* Start ROWS *

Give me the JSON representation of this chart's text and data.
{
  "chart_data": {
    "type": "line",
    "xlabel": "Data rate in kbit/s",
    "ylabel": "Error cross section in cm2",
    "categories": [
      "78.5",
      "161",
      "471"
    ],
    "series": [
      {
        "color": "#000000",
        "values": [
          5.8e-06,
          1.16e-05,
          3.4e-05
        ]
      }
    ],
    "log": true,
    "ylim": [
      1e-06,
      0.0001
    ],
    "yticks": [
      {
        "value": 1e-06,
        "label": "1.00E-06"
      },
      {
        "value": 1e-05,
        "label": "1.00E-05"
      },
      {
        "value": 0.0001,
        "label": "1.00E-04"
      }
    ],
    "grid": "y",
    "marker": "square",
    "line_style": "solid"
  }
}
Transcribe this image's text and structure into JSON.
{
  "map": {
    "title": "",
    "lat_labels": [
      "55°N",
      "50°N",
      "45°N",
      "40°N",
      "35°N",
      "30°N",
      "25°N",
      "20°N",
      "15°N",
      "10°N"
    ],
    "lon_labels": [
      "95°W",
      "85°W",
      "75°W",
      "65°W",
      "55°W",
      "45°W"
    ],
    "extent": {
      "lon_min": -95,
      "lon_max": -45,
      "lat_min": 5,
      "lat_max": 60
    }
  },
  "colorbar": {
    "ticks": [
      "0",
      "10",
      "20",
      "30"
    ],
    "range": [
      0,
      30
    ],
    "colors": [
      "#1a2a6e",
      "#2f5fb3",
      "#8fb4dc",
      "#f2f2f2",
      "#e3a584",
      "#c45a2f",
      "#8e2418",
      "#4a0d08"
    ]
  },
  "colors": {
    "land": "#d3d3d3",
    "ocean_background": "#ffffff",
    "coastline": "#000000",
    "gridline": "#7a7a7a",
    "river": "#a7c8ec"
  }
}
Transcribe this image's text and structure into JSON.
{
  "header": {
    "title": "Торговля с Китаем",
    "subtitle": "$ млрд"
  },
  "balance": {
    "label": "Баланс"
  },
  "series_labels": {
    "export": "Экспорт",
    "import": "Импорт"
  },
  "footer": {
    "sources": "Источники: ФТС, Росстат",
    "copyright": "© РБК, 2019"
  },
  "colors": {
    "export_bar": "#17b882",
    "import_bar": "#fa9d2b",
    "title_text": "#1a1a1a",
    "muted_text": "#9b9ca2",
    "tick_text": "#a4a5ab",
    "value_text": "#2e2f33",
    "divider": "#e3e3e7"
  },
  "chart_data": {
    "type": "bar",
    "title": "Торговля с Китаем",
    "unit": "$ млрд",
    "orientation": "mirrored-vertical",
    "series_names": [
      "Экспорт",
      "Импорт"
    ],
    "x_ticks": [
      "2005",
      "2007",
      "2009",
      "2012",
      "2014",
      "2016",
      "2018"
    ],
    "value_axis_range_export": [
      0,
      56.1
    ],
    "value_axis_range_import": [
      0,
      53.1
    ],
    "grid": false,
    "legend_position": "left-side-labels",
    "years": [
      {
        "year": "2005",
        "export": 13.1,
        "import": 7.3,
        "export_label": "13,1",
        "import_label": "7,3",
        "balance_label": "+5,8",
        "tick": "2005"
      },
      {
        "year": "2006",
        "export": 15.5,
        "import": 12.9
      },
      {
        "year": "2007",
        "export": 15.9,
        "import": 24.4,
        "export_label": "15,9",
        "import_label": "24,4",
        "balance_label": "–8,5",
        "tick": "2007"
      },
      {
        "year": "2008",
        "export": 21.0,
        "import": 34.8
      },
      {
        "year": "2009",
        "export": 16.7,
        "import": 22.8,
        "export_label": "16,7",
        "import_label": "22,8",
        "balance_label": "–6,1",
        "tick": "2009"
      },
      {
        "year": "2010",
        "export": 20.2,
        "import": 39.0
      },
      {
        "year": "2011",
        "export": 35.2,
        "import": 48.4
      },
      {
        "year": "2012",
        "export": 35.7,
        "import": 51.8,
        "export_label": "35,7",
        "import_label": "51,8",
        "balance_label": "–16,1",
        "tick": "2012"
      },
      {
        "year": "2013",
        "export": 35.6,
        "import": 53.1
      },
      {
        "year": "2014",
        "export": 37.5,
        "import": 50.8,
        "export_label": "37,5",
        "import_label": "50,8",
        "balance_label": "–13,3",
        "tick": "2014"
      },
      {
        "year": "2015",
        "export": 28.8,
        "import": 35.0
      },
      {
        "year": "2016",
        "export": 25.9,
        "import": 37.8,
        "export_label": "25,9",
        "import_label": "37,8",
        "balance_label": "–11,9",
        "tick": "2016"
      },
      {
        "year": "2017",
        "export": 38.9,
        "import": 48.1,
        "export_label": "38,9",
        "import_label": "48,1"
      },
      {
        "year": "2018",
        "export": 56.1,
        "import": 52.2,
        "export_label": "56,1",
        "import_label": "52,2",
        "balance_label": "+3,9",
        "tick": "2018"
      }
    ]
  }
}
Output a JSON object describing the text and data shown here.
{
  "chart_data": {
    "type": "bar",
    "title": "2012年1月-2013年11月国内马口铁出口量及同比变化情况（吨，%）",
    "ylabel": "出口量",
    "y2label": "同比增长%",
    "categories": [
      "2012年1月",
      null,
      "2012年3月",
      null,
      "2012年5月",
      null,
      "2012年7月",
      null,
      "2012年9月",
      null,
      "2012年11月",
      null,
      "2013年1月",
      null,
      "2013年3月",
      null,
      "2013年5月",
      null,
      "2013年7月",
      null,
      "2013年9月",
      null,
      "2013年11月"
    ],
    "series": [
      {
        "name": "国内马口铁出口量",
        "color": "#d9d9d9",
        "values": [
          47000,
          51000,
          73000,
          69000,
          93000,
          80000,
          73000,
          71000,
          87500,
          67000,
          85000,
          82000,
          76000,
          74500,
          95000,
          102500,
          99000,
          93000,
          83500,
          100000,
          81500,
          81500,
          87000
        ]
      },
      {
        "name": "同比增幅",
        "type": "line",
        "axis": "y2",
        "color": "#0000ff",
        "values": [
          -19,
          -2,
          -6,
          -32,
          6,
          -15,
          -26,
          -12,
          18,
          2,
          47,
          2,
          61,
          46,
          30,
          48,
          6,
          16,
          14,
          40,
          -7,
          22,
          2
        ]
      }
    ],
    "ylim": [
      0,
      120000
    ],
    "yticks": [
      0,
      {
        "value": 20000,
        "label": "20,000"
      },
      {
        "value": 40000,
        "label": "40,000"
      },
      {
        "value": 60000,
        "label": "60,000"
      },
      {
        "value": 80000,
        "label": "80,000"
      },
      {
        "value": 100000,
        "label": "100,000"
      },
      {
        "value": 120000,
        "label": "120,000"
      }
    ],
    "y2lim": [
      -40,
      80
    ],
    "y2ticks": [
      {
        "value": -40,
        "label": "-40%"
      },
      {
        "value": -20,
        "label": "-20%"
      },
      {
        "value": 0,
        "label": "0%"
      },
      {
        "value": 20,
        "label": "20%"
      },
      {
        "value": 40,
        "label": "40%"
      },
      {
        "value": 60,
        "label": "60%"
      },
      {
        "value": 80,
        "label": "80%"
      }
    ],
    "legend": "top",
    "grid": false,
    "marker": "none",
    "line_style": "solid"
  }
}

* End ROWS *

AIM: Repeat every entry exactly as written above.

WRITTEN ANSWER:
Give me the JSON representation of this chart's text and data.
{
  "chart_data": {
    "type": "line",
    "xlabel": "Data rate in kbit/s",
    "ylabel": "Error cross section in cm2",
    "categories": [
      "78.5",
      "161",
      "471"
    ],
    "series": [
      {
        "color": "#000000",
        "values": [
          5.8e-06,
          1.16e-05,
          3.4e-05
        ]
      }
    ],
    "log": true,
    "ylim": [
      1e-06,
      0.0001
    ],
    "yticks": [
      {
        "value": 1e-06,
        "label": "1.00E-06"
      },
      {
        "value": 1e-05,
        "label": "1.00E-05"
      },
      {
        "value": 0.0001,
        "label": "1.00E-04"
      }
    ],
    "grid": "y",
    "marker": "square",
    "line_style": "solid"
  }
}
Transcribe this image's text and structure into JSON.
{
  "map": {
    "title": "",
    "lat_labels": [
      "55°N",
      "50°N",
      "45°N",
      "40°N",
      "35°N",
      "30°N",
      "25°N",
      "20°N",
      "15°N",
      "10°N"
    ],
    "lon_labels": [
      "95°W",
      "85°W",
      "75°W",
      "65°W",
      "55°W",
      "45°W"
    ],
    "extent": {
      "lon_min": -95,
      "lon_max": -45,
      "lat_min": 5,
      "lat_max": 60
    }
  },
  "colorbar": {
    "ticks": [
      "0",
      "10",
      "20",
      "30"
    ],
    "range": [
      0,
      30
    ],
    "colors": [
      "#1a2a6e",
      "#2f5fb3",
      "#8fb4dc",
      "#f2f2f2",
      "#e3a584",
      "#c45a2f",
      "#8e2418",
      "#4a0d08"
    ]
  },
  "colors": {
    "land": "#d3d3d3",
    "ocean_background": "#ffffff",
    "coastline": "#000000",
    "gridline": "#7a7a7a",
    "river": "#a7c8ec"
  }
}
Transcribe this image's text and structure into JSON.
{
  "header": {
    "title": "Торговля с Китаем",
    "subtitle": "$ млрд"
  },
  "balance": {
    "label": "Баланс"
  },
  "series_labels": {
    "export": "Экспорт",
    "import": "Импорт"
  },
  "footer": {
    "sources": "Источники: ФТС, Росстат",
    "copyright": "© РБК, 2019"
  },
  "colors": {
    "export_bar": "#17b882",
    "import_bar": "#fa9d2b",
    "title_text": "#1a1a1a",
    "muted_text": "#9b9ca2",
    "tick_text": "#a4a5ab",
    "value_text": "#2e2f33",
    "divider": "#e3e3e7"
  },
  "chart_data": {
    "type": "bar",
    "title": "Торговля с Китаем",
    "unit": "$ млрд",
    "orientation": "mirrored-vertical",
    "series_names": [
      "Экспорт",
      "Импорт"
    ],
    "x_ticks": [
      "2005",
      "2007",
      "2009",
      "2012",
      "2014",
      "2016",
      "2018"
    ],
    "value_axis_range_export": [
      0,
      56.1
    ],
    "value_axis_range_import": [
      0,
      53.1
    ],
    "grid": false,
    "legend_position": "left-side-labels",
    "years": [
      {
        "year": "2005",
        "export": 13.1,
        "import": 7.3,
        "export_label": "13,1",
        "import_label": "7,3",
        "balance_label": "+5,8",
        "tick": "2005"
      },
      {
        "year": "2006",
        "export": 15.5,
        "import": 12.9
      },
      {
        "year": "2007",
        "export": 15.9,
        "import": 24.4,
        "export_label": "15,9",
        "import_label": "24,4",
        "balance_label": "–8,5",
        "tick": "2007"
      },
      {
        "year": "2008",
        "export": 21.0,
        "import": 34.8
      },
      {
        "year": "2009",
        "export": 16.7,
        "import": 22.8,
        "export_label": "16,7",
        "import_label": "22,8",
        "balance_label": "–6,1",
        "tick": "2009"
      },
      {
        "year": "2010",
        "export": 20.2,
        "import": 39.0
      },
      {
        "year": "2011",
        "export": 35.2,
        "import": 48.4
      },
      {
        "year": "2012",
        "export": 35.7,
        "import": 51.8,
        "export_label": "35,7",
        "import_label": "51,8",
        "balance_label": "–16,1",
        "tick": "2012"
      },
      {
        "year": "2013",
        "export": 35.6,
        "import": 53.1
      },
      {
        "year": "2014",
        "export": 37.5,
        "import": 50.8,
        "export_label": "37,5",
        "import_label": "50,8",
        "balance_label": "–13,3",
        "tick": "2014"
      },
      {
        "year": "2015",
        "export": 28.8,
        "import": 35.0
      },
      {
        "year": "2016",
        "export": 25.9,
        "import": 37.8,
        "export_label": "25,9",
        "import_label": "37,8",
        "balance_label": "–11,9",
        "tick": "2016"
      },
      {
        "year": "2017",
        "export": 38.9,
        "import": 48.1,
        "export_label": "38,9",
        "import_label": "48,1"
      },
      {
        "year": "2018",
        "export": 56.1,
        "import": 52.2,
        "export_label": "56,1",
        "import_label": "52,2",
        "balance_label": "+3,9",
        "tick": "2018"
      }
    ]
  }
}
Output a JSON object describing the text and data shown here.
{
  "chart_data": {
    "type": "bar",
    "title": "2012年1月-2013年11月国内马口铁出口量及同比变化情况（吨，%）",
    "ylabel": "出口量",
    "y2label": "同比增长%",
    "categories": [
      "2012年1月",
      null,
      "2012年3月",
      null,
      "2012年5月",
      null,
      "2012年7月",
      null,
      "2012年9月",
      null,
      "2012年11月",
      null,
      "2013年1月",
      null,
      "2013年3月",
      null,
      "2013年5月",
      null,
      "2013年7月",
      null,
      "2013年9月",
      null,
      "2013年11月"
    ],
    "series": [
      {
        "name": "国内马口铁出口量",
        "color": "#d9d9d9",
        "values": [
          47000,
          51000,
          73000,
          69000,
          93000,
          80000,
          73000,
          71000,
          87500,
          67000,
          85000,
          82000,
          76000,
          74500,
          95000,
          102500,
          99000,
          93000,
          83500,
          100000,
          81500,
          81500,
          87000
        ]
      },
      {
        "name": "同比增幅",
        "type": "line",
        "axis": "y2",
        "color": "#0000ff",
        "values": [
          -19,
          -2,
          -6,
          -32,
          6,
          -15,
          -26,
          -12,
          18,
          2,
          47,
          2,
          61,
          46,
          30,
          48,
          6,
          16,
          14,
          40,
          -7,
          22,
          2
        ]
      }
    ],
    "ylim": [
      0,
      120000
    ],
    "yticks": [
      0,
      {
        "value": 20000,
        "label": "20,000"
      },
      {
        "value": 40000,
        "label": "40,000"
      },
      {
        "value": 60000,
        "label": "60,000"
      },
      {
        "value": 80000,
        "label": "80,000"
      },
      {
        "value": 100000,
        "label": "100,000"
      },
      {
        "value": 120000,
        "label": "120,000"
      }
    ],
    "y2lim": [
      -40,
      80
    ],
    "y2ticks": [
      {
        "value": -40,
        "label": "-40%"
      },
      {
        "value": -20,
        "label": "-20%"
      },
      {
        "value": 0,
        "label": "0%"
      },
      {
        "value": 20,
        "label": "20%"
      },
      {
        "value": 40,
        "label": "40%"
      },
      {
        "value": 60,
        "label": "60%"
      },
      {
        "value": 80,
        "label": "80%"
      }
    ],
    "legend": "top",
    "grid": false,
    "marker": "none",
    "line_style": "solid"
  }
}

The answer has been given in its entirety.